=== What to produce ===
Tally the lines containing the word "INFUSED", and report the tally alone.

[Dataset rows]
::::::

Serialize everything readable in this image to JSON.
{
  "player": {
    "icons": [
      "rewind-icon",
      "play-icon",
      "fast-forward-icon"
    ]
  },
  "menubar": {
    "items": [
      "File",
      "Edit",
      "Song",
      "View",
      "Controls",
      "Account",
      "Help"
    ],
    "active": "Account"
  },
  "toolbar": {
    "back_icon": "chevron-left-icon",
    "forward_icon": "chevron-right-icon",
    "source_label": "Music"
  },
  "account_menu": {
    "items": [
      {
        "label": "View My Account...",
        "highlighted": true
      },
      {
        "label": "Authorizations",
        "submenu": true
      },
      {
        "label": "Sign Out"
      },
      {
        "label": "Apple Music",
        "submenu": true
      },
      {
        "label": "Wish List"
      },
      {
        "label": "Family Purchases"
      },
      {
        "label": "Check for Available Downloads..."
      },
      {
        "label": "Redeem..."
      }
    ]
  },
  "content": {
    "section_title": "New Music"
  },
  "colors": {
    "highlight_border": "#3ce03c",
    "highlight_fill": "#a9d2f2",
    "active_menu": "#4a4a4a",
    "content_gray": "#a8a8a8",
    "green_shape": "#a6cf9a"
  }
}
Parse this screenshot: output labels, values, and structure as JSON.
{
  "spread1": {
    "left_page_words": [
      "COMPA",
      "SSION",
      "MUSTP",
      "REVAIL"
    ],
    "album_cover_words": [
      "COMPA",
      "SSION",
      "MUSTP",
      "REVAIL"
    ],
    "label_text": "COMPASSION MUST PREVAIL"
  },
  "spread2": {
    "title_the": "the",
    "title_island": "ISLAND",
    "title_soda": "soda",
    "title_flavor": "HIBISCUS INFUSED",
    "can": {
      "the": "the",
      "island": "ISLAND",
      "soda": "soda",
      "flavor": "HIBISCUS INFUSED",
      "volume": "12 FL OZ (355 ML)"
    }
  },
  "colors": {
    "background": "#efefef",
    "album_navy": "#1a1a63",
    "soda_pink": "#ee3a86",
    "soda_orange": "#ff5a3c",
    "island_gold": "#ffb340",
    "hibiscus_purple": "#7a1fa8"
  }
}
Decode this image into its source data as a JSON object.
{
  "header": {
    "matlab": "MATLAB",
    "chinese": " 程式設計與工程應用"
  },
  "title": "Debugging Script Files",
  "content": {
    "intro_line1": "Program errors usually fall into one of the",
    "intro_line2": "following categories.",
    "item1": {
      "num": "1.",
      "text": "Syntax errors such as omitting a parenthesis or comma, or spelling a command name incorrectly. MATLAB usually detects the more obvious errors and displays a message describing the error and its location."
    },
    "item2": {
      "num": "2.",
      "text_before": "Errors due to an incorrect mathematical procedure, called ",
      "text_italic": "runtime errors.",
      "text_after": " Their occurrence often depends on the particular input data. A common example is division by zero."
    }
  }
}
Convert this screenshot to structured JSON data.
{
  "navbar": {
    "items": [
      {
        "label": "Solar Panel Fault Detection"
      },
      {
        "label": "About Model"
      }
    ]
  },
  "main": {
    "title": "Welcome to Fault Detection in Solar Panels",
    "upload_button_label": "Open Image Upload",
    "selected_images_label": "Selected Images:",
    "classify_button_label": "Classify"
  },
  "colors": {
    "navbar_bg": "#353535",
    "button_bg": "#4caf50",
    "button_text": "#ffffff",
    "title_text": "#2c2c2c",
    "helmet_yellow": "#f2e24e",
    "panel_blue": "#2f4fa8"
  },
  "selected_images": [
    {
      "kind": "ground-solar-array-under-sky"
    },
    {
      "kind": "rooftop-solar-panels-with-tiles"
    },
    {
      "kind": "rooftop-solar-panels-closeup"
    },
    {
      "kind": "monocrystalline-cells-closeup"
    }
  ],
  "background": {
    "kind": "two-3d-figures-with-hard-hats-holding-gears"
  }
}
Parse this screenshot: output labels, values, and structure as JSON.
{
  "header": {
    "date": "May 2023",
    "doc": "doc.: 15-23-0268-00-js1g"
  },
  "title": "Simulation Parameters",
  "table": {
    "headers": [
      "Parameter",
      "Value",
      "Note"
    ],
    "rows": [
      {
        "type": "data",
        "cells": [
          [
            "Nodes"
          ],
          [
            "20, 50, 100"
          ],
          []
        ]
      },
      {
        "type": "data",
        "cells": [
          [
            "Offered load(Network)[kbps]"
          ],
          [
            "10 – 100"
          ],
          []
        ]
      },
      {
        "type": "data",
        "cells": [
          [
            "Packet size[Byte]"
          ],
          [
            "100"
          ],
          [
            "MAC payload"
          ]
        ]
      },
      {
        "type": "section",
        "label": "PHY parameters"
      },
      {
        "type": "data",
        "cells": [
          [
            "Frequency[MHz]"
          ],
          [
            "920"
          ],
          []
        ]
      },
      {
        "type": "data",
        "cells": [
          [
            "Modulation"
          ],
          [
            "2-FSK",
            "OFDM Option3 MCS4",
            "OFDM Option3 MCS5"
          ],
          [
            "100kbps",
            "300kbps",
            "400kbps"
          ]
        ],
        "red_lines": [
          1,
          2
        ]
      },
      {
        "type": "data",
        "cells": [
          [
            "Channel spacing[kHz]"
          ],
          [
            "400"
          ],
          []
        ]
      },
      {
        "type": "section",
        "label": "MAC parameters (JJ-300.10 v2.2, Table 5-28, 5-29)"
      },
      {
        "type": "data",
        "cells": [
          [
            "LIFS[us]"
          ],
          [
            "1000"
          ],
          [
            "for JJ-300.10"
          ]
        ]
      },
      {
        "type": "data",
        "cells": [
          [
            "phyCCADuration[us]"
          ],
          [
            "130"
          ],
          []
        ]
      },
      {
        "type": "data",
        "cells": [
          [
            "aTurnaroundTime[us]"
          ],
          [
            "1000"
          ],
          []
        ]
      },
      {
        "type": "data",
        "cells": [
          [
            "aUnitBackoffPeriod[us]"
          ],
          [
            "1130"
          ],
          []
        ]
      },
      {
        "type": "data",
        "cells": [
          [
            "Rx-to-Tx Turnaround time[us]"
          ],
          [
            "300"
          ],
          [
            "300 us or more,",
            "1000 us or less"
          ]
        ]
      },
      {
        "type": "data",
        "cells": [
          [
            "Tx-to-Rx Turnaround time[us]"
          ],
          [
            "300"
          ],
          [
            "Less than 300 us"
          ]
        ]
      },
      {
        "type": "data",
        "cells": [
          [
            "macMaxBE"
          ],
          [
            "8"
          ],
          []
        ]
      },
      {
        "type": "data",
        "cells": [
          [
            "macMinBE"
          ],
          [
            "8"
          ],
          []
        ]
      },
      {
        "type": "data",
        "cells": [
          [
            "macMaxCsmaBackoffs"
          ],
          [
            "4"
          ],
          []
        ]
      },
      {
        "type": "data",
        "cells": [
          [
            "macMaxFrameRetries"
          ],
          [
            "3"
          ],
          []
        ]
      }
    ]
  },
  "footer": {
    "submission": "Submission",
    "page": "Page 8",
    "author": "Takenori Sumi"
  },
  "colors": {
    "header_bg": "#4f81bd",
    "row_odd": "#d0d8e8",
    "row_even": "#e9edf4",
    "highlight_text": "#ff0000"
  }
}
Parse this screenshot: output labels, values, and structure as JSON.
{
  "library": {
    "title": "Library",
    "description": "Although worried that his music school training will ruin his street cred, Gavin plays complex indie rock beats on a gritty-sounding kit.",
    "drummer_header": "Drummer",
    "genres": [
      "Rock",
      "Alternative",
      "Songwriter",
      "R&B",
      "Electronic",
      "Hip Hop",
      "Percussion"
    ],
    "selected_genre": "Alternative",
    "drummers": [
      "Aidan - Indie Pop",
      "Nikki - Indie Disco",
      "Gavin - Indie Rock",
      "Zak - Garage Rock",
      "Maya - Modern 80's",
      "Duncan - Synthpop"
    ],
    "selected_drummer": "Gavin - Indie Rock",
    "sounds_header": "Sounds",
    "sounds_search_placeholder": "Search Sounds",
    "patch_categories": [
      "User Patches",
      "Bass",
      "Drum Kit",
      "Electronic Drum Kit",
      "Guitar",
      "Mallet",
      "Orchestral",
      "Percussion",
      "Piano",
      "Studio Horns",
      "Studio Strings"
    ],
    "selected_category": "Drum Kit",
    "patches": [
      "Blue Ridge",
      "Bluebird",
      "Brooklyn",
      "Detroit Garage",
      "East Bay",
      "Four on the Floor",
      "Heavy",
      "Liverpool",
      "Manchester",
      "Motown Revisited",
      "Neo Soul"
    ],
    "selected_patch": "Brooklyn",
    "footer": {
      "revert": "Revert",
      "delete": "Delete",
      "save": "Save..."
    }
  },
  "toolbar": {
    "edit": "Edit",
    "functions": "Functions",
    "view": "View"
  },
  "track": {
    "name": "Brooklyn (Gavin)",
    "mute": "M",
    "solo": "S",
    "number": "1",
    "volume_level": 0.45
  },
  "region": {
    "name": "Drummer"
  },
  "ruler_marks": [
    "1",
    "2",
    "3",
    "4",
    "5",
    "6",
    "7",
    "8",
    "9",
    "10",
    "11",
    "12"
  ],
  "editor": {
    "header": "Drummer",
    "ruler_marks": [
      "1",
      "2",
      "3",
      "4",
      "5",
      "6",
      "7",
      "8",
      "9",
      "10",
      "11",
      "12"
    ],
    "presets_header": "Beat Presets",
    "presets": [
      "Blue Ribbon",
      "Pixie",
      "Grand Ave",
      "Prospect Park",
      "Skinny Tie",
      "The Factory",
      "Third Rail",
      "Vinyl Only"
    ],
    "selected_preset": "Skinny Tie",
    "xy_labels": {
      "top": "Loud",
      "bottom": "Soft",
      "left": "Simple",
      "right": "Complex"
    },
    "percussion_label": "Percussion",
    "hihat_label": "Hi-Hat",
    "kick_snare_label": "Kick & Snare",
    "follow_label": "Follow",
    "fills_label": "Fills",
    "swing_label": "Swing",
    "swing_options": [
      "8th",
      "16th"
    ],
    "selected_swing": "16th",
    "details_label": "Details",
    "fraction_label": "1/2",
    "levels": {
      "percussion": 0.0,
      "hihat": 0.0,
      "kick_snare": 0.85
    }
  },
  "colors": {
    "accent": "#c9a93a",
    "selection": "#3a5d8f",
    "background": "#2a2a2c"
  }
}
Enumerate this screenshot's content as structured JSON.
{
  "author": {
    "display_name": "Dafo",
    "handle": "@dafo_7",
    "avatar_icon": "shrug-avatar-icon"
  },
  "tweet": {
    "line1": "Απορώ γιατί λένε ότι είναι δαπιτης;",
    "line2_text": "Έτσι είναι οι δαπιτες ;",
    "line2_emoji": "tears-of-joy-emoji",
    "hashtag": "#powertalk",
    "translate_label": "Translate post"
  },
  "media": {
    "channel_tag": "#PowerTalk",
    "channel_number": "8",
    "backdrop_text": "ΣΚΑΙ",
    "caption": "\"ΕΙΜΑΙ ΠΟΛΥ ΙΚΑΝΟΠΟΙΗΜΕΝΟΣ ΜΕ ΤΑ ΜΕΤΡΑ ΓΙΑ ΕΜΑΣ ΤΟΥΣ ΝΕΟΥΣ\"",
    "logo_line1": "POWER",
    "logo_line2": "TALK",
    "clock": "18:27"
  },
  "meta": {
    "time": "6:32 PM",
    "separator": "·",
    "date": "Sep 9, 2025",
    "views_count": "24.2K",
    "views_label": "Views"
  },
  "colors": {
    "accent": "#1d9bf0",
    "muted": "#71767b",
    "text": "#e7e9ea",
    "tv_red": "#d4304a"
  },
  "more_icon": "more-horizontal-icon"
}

::::::

=== Finished task ===
2